Answer with one number only: the number of lines that include the word "name".

Stored entries
════════════════════
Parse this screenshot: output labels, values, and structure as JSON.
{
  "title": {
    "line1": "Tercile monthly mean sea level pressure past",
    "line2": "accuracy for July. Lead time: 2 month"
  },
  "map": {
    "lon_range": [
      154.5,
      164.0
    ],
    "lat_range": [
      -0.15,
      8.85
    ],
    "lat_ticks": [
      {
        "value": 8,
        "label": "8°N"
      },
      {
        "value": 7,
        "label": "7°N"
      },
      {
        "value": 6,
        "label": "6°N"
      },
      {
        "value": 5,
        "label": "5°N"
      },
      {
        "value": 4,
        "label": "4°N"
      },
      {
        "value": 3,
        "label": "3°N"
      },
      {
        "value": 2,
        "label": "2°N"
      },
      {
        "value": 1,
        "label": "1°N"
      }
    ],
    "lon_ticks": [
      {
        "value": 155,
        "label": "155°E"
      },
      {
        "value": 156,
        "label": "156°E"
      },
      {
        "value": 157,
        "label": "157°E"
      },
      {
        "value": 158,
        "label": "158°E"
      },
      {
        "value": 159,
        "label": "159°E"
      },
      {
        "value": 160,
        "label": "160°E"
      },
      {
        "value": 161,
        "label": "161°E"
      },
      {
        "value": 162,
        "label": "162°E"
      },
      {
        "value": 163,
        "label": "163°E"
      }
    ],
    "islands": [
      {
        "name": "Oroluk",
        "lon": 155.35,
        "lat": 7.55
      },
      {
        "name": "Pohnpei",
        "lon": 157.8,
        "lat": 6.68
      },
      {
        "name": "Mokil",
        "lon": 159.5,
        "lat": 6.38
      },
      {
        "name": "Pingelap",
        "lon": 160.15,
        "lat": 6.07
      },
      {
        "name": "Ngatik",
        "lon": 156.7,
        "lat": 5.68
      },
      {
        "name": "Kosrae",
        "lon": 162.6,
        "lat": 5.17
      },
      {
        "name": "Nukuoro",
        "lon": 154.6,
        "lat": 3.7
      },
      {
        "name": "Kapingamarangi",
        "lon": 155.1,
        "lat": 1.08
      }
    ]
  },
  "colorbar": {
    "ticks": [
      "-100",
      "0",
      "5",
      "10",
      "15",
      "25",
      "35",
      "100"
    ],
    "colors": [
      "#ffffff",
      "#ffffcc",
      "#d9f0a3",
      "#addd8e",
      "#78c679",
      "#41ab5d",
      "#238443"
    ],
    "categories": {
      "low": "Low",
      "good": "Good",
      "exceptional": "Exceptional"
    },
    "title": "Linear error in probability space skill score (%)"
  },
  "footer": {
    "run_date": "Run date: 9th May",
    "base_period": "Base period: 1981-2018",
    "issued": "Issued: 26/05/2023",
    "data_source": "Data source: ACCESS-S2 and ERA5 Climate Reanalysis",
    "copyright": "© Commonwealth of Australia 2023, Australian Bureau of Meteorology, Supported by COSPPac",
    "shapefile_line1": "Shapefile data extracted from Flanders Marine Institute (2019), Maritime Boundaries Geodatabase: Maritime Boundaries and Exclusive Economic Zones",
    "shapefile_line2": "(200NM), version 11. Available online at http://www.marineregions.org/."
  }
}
════════════════════
▶ **Answer for the task**
8